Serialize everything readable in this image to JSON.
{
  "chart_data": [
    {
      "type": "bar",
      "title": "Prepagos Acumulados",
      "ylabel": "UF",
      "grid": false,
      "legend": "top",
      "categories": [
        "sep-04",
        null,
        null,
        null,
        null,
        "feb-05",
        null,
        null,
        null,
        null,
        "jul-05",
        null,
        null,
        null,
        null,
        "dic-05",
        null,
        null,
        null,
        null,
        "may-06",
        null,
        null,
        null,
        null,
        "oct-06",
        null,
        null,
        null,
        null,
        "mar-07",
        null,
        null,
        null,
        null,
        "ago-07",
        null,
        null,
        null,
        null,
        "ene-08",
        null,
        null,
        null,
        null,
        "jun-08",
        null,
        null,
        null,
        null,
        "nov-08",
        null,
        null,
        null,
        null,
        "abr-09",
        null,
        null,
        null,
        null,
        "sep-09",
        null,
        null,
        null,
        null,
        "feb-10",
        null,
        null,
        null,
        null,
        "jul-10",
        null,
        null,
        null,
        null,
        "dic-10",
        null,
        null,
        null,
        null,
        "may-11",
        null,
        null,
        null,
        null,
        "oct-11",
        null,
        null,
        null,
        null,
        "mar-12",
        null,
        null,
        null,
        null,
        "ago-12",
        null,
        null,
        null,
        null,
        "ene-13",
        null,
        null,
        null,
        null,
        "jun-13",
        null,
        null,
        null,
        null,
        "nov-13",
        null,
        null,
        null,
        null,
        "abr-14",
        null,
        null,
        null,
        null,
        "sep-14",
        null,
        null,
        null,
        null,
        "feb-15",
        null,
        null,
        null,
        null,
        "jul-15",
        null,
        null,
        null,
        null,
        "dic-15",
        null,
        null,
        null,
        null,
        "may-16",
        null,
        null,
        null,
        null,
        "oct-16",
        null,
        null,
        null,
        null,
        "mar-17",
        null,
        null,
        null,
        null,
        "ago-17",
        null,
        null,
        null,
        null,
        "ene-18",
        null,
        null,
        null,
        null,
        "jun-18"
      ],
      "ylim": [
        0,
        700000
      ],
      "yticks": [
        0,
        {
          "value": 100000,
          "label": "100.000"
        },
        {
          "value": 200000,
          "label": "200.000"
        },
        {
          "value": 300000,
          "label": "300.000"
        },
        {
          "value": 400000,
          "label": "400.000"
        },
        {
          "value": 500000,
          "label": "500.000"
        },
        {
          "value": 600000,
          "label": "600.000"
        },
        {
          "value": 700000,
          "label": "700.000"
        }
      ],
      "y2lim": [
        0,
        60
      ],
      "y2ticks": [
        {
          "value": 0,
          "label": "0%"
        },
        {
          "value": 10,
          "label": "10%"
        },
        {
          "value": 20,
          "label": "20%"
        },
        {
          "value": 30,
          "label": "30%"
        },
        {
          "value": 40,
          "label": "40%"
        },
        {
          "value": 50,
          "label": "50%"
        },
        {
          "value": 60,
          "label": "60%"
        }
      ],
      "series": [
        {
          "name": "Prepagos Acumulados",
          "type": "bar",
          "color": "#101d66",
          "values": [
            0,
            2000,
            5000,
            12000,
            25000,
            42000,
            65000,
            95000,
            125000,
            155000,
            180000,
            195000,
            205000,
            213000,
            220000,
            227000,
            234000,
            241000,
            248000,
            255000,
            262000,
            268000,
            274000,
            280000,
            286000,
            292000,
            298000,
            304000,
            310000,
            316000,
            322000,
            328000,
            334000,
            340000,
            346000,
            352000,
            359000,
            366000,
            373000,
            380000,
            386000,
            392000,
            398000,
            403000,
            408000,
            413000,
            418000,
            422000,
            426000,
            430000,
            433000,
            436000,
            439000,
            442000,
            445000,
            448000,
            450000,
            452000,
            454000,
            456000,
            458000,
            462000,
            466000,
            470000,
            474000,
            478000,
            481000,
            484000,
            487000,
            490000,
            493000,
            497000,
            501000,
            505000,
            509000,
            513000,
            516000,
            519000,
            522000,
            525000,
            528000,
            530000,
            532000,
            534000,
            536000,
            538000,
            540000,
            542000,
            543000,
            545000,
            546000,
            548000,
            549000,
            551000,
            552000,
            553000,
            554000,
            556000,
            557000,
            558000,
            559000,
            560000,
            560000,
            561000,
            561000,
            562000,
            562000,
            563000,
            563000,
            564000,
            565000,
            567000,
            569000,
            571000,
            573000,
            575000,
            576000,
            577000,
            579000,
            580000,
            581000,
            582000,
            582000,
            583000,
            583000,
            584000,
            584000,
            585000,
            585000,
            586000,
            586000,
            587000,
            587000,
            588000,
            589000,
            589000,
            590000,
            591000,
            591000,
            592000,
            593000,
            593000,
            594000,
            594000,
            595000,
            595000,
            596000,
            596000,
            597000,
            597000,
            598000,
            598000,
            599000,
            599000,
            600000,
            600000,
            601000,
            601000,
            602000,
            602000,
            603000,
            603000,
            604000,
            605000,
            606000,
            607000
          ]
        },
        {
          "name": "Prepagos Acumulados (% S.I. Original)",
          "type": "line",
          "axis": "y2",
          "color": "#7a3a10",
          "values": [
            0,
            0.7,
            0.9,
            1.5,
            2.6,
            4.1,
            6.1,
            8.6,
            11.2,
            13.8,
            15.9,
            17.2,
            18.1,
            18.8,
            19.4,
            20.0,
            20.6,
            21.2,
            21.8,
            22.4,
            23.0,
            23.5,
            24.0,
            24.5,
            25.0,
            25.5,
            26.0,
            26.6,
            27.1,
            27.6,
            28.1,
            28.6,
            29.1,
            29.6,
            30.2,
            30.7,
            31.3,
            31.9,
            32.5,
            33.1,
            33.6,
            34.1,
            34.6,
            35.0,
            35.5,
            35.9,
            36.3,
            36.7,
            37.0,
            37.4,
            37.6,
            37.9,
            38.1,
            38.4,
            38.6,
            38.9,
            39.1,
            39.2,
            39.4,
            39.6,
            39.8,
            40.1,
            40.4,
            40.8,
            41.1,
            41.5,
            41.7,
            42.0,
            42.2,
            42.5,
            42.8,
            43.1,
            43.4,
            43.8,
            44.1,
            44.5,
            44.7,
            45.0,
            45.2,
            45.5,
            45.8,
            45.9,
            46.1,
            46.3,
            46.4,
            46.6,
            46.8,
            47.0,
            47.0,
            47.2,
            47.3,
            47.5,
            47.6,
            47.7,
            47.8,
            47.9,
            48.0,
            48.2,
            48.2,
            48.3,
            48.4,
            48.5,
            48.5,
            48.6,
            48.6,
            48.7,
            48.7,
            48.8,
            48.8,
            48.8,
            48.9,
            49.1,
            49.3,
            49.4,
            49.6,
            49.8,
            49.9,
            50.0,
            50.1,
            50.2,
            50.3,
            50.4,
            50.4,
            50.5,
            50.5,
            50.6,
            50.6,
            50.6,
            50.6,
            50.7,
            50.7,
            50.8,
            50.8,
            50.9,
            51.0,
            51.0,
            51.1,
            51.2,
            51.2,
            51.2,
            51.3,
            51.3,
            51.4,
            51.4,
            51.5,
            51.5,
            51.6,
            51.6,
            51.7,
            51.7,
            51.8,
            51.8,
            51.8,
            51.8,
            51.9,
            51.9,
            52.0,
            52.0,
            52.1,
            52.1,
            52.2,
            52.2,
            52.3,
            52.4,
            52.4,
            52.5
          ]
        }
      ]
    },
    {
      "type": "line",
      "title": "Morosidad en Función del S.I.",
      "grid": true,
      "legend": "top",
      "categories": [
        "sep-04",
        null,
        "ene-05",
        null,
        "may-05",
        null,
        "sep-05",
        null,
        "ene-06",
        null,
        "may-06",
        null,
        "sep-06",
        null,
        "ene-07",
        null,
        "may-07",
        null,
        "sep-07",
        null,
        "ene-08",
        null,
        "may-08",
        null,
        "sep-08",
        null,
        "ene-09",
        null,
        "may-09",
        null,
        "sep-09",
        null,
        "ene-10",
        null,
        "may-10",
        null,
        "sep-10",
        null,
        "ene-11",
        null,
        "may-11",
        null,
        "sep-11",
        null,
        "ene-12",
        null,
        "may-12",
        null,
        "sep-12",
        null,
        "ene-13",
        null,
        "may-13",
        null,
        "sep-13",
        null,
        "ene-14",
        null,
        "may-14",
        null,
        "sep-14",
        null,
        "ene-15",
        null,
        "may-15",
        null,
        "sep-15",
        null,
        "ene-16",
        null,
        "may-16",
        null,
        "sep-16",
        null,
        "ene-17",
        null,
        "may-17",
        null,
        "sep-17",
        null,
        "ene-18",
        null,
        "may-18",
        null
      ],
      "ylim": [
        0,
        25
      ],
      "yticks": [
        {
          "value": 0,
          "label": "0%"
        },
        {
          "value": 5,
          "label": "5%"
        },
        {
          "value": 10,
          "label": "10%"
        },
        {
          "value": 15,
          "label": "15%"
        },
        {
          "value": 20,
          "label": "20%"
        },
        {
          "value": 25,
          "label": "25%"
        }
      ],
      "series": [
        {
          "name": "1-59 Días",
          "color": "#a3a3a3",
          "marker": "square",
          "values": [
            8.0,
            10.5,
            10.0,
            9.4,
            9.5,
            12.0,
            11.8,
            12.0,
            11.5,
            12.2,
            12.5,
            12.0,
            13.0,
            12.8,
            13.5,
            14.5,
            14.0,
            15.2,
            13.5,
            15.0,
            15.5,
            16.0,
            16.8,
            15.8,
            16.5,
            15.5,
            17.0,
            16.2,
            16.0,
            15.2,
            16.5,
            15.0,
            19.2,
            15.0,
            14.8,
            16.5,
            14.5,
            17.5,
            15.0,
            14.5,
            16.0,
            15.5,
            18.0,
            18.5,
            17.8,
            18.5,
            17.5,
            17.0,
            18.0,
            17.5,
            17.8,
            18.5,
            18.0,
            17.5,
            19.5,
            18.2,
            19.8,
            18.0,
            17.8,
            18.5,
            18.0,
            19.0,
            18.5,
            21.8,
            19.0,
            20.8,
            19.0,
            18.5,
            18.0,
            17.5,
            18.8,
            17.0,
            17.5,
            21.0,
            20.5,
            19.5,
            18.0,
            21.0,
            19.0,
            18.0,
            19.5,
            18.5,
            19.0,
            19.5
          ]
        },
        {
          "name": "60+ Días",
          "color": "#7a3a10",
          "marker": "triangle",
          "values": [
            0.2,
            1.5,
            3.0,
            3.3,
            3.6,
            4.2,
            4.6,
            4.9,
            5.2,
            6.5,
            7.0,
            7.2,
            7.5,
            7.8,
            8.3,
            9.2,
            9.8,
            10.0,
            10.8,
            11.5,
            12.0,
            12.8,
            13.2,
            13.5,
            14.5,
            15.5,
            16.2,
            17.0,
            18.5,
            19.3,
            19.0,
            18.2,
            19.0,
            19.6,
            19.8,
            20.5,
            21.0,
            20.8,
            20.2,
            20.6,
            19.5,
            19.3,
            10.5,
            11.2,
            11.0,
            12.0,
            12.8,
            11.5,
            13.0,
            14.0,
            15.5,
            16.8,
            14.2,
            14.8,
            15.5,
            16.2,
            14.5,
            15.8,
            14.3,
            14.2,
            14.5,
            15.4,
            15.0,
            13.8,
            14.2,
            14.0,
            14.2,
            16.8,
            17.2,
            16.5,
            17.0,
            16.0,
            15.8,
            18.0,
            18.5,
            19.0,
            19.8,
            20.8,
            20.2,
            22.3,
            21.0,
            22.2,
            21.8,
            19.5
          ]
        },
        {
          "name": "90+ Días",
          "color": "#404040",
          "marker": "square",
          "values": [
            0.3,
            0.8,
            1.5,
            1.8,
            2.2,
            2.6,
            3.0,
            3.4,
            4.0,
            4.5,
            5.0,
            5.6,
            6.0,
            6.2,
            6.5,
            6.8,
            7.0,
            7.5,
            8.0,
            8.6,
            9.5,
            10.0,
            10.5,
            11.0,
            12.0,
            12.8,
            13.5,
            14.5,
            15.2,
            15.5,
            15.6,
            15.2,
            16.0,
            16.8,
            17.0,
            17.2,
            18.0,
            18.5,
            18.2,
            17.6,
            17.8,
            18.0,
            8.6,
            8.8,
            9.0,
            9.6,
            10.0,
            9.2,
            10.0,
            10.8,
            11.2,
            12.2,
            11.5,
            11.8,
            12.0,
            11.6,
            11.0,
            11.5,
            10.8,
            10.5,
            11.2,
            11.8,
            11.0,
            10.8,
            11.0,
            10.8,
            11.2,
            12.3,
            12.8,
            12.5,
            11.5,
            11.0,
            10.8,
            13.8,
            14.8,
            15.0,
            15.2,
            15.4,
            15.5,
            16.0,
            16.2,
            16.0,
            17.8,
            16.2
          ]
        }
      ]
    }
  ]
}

☆ ☆ ☆

- Directive -
Give the number of lines in the listing above that contain "Prepagos", and nothing else.

- Result -
3